##### EXTRACT
Somehow I doubt you will Smile

GeriatricBabyMama · 13/04/2012 17:42

Which boils down to

It's inclusivity GORN MAD!!!
Let these depressed mothers in and where does it stop? Next people with mobility problems and old people will be demanding access! To the DOCTOR? Who do they think they are?
Everyone knows that the majority of able bodied, mentally healthy people are far more important than these peculiar "exceptions". Why should they get special access to a doctor? Ludicrous!!!
Honestly people these days don't know they're born
God helps those who help themselves
Blah
etc

I think you're right. It's a mean spirited, judgmental and sanctimonious mindset that we'll probably see more of as the NHS becomes privatised and there are arguments about free health care no longer being available to all

I also feel that there's a weird kind of general resentment towards mothers of young children in our society and that, depressingly, it's often reflected on mumsnet. Lots and lots of talk about mothers being selfish and entitled for daring to take up any space in public when out with their DC.

staycalmandcarryon · 13/04/2012 17:48

Oh my goodness oppsi, you should know this if you husband suffered severly. depression effects your mentally, your brain controls everything you do so yes it can effect your arms in a way that you just cant do anything because your depression is telling you that you cant. it can be extremely severe, therefor just getting out of bed can be impossible! let alone juggling a new born baby, or any child that is pram bound whilst out, along with a physical ailment and to top it off having a mental illness = NIGHTMARE BREAKDOWN. sometimes, people make life more difficult that it needs to be, if the little things mere made a little more easier simpler to match this chaotic world we live in life would be a bit less stressful.
##########
##### INFORMATION GIVEN
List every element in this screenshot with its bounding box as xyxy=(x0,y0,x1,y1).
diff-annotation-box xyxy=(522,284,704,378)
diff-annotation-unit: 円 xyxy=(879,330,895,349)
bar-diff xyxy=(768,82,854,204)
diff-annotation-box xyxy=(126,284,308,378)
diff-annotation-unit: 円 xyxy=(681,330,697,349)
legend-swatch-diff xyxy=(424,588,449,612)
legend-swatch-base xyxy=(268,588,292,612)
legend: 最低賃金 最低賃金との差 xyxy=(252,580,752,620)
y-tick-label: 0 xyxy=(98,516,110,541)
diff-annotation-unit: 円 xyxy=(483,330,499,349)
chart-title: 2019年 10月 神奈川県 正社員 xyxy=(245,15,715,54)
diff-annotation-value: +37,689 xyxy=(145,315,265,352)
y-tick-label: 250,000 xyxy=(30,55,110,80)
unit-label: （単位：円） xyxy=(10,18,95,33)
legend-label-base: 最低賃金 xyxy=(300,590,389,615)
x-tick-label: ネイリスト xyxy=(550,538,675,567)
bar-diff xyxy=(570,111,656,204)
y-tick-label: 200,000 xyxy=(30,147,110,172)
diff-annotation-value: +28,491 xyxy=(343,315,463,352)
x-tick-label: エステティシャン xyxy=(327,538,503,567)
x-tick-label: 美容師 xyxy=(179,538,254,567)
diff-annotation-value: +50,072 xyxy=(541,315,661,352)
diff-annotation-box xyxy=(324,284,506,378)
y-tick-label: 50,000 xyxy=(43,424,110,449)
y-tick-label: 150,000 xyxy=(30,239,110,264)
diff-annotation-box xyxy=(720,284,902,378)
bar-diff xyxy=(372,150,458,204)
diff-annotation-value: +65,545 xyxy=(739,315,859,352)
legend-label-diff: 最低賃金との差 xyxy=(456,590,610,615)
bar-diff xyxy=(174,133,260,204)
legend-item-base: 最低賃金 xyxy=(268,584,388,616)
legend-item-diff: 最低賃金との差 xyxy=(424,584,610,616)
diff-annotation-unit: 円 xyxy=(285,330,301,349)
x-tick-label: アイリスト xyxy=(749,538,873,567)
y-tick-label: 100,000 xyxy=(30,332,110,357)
##########
WHAT YOU SHOULD DO:
Reproduce the forum thread word for word from "It's inclusivity GORN" to "a doctor? Ludicrous!!!". Rely on the forum thread alone, not on the listing.

ANSWER TO THE PROBLEM:
It's inclusivity GORN MAD!!!
Let these depressed mothers in and where does it stop? Next people with mobility problems and old people will be demanding access! To the DOCTOR? Who do they think they are?
Everyone knows that the majority of able bodied, mentally healthy people are far more important than these peculiar "exceptions". Why should they get special access to a doctor? Ludicrous!!!